> WORK INSTRUCTIONS: Go through the lines below. Copy those with "figure".

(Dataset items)
------------------------------------------------------------------------
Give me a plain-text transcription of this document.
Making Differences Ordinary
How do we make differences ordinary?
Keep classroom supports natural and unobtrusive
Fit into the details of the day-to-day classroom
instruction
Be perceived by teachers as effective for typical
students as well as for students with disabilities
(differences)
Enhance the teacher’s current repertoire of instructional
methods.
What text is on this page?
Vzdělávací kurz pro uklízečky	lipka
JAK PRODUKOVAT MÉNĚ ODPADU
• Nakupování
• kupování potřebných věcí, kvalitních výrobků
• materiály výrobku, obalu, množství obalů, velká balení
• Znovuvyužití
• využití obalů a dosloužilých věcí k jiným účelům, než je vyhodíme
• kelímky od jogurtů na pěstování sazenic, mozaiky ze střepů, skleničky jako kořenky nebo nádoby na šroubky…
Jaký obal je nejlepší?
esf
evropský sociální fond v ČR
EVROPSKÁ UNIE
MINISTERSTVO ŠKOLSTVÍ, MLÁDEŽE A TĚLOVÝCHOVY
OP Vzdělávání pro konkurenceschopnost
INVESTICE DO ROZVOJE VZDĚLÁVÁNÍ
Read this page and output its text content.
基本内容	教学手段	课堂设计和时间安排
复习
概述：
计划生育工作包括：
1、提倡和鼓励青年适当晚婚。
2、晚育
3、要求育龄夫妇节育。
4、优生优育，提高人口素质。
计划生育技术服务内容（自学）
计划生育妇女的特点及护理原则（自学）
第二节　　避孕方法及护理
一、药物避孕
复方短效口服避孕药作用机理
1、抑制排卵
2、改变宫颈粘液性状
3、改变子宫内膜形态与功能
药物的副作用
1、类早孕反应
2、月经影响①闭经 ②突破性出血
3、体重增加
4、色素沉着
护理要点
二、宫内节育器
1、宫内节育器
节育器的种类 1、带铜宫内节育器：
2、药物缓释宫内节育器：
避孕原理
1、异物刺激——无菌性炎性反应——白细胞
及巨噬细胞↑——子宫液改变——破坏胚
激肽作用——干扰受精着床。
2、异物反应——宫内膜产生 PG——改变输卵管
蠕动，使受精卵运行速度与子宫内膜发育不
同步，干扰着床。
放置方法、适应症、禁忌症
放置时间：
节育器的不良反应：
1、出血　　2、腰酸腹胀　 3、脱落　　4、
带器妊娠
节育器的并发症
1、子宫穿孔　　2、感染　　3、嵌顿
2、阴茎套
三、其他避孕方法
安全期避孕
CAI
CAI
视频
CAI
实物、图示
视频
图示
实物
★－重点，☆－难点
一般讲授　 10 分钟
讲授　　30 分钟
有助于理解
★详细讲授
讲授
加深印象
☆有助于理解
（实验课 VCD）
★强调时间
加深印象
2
------------------------------------------------------------------------
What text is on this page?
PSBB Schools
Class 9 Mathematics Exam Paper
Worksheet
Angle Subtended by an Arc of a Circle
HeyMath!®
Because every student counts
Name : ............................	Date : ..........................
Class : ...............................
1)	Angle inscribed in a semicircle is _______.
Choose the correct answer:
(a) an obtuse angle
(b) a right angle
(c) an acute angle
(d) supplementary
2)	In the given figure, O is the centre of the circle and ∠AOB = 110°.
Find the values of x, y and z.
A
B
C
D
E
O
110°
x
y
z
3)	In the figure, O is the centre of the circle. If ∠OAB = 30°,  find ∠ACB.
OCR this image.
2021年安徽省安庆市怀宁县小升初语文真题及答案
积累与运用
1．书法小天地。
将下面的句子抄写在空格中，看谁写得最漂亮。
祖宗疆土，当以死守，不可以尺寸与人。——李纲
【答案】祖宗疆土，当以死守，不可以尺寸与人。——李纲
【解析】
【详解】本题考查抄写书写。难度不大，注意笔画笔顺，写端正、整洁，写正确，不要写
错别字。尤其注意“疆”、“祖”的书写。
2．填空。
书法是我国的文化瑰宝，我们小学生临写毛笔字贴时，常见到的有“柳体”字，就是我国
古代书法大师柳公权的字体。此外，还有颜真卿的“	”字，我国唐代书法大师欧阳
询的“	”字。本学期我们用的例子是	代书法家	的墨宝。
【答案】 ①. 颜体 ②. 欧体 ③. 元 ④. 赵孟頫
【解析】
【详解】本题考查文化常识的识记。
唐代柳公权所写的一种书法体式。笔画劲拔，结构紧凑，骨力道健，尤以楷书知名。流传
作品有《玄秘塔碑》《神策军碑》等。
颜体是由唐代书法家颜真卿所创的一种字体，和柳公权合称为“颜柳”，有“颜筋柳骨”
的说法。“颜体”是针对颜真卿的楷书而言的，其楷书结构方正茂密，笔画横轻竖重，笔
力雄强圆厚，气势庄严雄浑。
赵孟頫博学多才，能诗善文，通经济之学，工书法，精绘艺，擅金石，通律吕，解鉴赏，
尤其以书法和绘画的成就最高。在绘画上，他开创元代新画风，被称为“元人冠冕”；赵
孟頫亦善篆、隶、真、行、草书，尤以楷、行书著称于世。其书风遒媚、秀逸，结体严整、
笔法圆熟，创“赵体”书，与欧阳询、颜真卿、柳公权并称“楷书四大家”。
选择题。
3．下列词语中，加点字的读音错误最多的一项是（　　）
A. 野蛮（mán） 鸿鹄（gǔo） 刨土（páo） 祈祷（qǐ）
------------------------------------------------------------------------
> ANSWER IN FULL:
2)	In the given figure, O is the centre of the circle and ∠AOB = 110°.
3)	In the figure, O is the centre of the circle. If ∠OAB = 30°,  find ∠ACB.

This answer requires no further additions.